→ Your assignment: For the records below, give the number of lines that include the string "Assisted". Nothing else belongs in the answer.

Entries taken from a collection:
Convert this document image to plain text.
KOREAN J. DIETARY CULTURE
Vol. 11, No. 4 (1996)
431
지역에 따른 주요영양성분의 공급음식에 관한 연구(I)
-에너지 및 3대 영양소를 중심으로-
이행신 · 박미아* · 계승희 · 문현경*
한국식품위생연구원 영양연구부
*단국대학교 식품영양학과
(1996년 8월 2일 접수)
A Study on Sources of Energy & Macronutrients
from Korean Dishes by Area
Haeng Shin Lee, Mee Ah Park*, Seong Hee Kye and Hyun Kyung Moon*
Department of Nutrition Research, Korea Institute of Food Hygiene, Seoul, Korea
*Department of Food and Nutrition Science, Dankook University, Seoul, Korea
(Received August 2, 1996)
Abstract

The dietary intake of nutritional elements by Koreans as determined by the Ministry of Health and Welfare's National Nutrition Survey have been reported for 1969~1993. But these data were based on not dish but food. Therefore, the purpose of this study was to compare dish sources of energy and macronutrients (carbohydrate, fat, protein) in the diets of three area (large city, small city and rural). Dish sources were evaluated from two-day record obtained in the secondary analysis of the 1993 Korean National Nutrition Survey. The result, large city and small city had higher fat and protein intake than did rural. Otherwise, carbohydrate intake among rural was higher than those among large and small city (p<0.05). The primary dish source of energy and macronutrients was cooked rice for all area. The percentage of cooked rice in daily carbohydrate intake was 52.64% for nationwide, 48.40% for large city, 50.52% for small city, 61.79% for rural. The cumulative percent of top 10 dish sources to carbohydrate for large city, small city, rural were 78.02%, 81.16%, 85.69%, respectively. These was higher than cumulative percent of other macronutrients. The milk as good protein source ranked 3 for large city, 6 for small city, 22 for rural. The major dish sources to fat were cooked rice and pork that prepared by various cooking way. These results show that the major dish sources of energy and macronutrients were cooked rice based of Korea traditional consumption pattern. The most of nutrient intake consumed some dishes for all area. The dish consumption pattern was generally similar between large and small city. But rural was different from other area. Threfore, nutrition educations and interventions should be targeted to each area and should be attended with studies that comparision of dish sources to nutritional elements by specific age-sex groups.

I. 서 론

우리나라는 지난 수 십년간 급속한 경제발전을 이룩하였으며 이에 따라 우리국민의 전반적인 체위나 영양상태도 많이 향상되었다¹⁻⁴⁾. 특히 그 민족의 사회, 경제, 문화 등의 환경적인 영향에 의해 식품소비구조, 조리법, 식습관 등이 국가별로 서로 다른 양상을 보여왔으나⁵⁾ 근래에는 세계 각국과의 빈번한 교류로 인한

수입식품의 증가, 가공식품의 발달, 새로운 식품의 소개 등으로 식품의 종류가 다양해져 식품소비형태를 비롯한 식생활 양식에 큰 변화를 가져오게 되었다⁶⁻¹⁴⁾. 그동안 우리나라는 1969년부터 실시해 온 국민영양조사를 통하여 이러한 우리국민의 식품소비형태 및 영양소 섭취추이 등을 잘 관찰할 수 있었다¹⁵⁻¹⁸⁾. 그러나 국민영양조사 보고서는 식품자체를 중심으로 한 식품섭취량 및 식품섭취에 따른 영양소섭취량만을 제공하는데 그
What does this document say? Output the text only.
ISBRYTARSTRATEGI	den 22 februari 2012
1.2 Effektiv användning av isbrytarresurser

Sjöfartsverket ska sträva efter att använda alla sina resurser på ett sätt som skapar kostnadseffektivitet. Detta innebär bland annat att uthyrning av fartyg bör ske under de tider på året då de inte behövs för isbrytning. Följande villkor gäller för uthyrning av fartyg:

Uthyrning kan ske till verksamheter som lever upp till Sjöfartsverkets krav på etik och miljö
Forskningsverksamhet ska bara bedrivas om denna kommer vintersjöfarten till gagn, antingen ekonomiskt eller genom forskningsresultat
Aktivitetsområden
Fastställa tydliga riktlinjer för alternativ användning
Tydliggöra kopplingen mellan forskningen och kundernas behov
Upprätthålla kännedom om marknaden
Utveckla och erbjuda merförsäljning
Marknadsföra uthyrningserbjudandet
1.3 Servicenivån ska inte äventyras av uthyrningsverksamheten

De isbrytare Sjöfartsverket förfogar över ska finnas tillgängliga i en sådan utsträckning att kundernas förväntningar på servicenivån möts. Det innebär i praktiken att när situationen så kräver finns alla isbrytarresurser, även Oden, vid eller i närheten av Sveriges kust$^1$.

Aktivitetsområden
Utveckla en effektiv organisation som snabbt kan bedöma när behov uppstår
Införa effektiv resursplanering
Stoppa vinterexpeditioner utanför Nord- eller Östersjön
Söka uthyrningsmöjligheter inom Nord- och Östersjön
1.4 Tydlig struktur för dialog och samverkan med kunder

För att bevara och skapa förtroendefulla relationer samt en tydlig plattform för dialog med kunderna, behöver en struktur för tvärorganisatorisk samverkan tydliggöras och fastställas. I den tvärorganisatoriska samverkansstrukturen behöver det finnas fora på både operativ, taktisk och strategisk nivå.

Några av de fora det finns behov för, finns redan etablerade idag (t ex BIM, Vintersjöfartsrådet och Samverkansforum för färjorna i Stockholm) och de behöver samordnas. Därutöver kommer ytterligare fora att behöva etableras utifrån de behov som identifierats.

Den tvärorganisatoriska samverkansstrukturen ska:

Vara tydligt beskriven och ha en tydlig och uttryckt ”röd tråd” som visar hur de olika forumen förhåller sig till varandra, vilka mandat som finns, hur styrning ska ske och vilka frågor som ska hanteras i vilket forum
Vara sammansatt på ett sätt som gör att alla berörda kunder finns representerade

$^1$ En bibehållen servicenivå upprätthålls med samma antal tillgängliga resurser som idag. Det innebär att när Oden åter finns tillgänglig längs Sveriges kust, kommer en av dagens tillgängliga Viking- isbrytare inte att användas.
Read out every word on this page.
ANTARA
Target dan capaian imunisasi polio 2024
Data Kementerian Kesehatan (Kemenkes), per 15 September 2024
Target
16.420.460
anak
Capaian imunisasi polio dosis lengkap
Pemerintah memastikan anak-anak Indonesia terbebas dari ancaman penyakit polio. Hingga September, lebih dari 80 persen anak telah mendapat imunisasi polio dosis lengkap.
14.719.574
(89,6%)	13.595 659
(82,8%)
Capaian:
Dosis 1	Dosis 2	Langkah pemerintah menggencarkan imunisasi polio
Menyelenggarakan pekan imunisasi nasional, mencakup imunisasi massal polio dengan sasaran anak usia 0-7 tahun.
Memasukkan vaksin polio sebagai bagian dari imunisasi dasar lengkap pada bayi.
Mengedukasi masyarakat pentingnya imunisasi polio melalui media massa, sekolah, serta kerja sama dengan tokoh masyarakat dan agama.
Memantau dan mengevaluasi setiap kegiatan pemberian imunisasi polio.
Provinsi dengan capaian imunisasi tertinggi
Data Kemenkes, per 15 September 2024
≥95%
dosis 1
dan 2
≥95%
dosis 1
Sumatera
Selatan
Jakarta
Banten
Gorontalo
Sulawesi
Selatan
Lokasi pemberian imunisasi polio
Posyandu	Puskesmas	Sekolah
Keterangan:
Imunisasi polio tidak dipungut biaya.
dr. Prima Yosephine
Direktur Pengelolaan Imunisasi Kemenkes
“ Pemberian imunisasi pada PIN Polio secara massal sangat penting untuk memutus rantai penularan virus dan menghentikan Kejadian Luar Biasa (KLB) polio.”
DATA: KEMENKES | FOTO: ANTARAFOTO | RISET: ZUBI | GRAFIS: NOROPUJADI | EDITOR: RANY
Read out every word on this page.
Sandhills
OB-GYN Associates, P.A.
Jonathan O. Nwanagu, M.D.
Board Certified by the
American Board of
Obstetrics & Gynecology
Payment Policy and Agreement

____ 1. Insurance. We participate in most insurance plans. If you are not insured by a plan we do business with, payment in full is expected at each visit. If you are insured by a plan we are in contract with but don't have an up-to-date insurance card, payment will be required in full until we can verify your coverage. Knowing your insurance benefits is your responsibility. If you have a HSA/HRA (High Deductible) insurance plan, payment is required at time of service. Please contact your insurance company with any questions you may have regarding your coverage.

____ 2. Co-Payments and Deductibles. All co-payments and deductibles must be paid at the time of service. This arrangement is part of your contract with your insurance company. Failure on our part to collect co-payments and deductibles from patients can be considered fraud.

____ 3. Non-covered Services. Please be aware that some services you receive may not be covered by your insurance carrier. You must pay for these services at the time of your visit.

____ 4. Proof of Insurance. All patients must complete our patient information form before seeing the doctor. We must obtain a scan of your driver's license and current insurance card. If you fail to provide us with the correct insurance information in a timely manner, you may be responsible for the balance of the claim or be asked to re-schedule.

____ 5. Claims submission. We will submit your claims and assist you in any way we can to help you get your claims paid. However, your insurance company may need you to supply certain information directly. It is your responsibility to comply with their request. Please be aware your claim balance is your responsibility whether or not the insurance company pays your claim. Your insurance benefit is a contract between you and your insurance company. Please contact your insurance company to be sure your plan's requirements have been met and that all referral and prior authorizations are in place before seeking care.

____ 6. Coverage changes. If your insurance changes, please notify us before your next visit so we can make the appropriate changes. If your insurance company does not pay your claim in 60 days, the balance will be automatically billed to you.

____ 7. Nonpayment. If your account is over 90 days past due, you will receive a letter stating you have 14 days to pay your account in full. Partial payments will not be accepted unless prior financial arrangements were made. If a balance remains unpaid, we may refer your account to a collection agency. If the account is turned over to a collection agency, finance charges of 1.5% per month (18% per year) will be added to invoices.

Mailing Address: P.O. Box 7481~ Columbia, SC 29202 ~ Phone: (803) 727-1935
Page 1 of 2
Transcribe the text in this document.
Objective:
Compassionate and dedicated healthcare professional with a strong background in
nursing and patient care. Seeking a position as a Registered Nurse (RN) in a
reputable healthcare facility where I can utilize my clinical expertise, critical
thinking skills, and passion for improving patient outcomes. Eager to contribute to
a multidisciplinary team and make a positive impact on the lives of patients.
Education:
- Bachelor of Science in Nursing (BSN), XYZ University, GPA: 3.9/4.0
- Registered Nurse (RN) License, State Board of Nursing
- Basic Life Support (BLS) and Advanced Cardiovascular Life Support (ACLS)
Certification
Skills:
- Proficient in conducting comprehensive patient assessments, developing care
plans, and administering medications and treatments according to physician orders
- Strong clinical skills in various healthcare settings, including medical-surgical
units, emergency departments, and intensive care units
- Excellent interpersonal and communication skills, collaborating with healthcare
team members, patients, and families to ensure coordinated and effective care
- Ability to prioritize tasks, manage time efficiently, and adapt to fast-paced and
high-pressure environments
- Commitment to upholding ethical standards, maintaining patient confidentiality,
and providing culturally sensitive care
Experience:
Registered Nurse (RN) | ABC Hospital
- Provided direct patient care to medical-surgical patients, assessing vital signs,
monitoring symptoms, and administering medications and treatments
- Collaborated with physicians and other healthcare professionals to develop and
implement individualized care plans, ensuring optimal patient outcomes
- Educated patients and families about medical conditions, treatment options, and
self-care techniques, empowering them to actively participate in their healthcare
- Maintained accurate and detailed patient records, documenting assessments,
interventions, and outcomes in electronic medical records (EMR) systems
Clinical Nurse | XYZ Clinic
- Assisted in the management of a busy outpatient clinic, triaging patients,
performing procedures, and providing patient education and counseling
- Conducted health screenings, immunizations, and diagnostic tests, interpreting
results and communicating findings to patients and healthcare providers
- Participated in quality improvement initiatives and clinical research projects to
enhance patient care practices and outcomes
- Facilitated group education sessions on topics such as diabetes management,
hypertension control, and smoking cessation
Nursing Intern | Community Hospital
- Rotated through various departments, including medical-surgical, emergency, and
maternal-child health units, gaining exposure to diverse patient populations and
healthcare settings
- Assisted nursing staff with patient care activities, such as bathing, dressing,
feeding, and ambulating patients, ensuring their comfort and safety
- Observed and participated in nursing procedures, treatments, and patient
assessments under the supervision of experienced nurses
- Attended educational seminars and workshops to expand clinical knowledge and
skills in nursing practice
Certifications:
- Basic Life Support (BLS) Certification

→ Worked solution: 2